### Supplied material
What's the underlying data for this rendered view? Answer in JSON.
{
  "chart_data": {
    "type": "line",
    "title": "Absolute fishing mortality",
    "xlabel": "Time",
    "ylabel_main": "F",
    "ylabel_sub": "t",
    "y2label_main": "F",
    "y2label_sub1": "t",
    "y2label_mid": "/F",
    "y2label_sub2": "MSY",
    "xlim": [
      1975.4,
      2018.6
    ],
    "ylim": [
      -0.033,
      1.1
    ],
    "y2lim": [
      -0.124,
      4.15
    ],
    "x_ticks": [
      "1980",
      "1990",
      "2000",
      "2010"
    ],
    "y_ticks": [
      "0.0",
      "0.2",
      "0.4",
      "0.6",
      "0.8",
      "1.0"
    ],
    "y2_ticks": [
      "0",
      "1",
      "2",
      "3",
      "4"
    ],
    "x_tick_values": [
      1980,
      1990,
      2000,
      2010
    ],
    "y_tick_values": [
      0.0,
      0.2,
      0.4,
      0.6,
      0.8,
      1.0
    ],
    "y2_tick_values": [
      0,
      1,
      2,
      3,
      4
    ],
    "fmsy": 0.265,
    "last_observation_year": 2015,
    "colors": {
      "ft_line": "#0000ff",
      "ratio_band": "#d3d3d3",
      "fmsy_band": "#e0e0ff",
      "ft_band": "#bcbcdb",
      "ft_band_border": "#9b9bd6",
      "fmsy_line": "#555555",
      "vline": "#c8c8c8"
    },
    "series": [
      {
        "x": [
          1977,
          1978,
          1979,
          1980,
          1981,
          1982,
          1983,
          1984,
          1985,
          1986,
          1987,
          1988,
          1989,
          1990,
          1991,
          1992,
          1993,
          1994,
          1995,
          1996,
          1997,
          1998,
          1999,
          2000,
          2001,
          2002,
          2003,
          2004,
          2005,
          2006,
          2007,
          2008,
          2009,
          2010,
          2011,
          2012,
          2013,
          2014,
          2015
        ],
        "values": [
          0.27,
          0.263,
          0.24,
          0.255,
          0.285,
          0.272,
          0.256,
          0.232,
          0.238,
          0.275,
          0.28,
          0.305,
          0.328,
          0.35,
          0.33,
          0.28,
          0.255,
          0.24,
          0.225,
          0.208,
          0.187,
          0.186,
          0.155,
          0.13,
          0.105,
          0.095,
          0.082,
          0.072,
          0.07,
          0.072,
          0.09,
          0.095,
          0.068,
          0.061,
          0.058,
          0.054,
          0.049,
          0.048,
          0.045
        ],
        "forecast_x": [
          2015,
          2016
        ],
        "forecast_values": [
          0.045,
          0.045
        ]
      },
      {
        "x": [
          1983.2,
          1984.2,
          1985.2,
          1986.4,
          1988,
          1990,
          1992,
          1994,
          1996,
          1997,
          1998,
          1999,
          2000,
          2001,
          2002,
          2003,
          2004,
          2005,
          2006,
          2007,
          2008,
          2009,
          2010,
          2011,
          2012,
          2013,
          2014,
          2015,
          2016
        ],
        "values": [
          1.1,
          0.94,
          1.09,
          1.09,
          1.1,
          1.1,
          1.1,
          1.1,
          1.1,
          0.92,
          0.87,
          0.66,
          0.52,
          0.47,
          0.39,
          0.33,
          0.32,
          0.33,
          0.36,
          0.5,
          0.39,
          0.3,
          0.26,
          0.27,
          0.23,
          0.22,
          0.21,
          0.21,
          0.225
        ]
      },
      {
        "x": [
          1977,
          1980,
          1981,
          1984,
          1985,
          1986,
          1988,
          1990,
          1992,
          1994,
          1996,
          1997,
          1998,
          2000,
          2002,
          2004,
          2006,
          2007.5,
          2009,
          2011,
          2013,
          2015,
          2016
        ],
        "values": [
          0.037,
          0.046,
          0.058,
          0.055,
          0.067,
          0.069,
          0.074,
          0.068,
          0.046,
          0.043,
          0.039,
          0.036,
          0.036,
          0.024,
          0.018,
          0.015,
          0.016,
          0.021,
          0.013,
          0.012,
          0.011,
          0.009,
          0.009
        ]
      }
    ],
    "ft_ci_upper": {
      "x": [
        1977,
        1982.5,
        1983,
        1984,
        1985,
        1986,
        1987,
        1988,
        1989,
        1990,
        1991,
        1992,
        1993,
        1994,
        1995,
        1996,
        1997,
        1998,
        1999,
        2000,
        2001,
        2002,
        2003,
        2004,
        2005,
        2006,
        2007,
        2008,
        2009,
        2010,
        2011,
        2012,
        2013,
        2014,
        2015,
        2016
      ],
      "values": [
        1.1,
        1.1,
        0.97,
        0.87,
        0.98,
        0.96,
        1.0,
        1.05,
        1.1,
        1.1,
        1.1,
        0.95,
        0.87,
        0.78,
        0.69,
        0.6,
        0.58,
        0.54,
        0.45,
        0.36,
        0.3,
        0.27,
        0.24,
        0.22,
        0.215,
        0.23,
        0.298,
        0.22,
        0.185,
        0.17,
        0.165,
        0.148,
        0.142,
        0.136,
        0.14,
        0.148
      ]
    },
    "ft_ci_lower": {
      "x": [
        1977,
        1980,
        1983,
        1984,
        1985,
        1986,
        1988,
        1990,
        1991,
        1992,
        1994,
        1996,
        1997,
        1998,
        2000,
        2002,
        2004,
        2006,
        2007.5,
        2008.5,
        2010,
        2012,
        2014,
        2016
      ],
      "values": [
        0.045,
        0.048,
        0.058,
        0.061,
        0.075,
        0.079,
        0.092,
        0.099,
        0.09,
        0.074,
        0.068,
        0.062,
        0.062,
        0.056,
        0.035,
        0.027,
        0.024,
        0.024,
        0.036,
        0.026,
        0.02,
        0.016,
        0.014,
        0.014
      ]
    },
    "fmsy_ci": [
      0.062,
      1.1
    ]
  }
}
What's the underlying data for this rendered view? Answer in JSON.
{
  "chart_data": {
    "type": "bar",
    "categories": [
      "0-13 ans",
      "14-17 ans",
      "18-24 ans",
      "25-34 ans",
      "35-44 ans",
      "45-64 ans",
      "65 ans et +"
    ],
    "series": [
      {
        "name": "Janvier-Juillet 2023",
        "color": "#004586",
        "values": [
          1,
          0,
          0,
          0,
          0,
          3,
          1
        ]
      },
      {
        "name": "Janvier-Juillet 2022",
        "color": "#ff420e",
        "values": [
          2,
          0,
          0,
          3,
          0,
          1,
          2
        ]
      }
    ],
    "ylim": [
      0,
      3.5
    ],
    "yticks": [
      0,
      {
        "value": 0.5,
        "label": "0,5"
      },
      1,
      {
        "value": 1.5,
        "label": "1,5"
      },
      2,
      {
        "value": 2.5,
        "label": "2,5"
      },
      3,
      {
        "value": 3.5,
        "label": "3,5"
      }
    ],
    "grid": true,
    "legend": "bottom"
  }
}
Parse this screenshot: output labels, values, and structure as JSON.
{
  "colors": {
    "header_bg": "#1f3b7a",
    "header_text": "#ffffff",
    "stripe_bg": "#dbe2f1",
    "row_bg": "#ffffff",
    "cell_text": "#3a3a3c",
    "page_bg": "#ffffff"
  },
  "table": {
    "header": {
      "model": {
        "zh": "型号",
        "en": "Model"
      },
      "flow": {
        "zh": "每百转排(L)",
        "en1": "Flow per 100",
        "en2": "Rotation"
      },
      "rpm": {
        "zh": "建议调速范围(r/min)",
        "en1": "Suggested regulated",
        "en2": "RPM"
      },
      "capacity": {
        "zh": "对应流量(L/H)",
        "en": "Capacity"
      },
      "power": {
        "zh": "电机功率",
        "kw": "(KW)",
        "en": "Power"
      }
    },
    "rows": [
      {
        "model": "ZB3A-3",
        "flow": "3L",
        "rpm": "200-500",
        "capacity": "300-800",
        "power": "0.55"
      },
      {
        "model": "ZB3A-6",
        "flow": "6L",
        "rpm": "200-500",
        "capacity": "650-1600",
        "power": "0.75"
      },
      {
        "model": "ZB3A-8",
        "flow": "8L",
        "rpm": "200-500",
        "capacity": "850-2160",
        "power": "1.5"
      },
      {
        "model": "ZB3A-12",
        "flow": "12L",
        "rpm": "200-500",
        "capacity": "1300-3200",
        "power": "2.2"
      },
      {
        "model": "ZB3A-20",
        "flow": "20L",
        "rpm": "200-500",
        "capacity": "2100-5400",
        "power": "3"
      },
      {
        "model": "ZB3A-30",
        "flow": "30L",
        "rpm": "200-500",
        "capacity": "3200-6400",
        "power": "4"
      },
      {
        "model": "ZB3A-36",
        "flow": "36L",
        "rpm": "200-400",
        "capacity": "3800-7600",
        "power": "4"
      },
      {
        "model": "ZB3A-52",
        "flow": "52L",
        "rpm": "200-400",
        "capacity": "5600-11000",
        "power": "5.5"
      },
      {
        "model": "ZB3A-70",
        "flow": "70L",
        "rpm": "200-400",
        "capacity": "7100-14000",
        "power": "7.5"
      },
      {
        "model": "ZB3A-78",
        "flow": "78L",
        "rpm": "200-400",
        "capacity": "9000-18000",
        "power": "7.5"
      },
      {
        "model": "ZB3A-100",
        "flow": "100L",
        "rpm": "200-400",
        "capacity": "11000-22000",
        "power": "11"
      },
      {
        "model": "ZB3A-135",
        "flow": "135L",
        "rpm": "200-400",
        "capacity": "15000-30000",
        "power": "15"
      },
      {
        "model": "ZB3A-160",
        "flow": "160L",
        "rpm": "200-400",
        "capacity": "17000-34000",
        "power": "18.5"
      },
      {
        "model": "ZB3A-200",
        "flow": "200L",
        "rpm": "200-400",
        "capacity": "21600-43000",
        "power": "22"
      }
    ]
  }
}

### Set problem
Isolate each line of the listing above that includes "Juillet". Copy it.

### Exercise response
        "name": "Janvier-Juillet 2023",
        "name": "Janvier-Juillet 2022",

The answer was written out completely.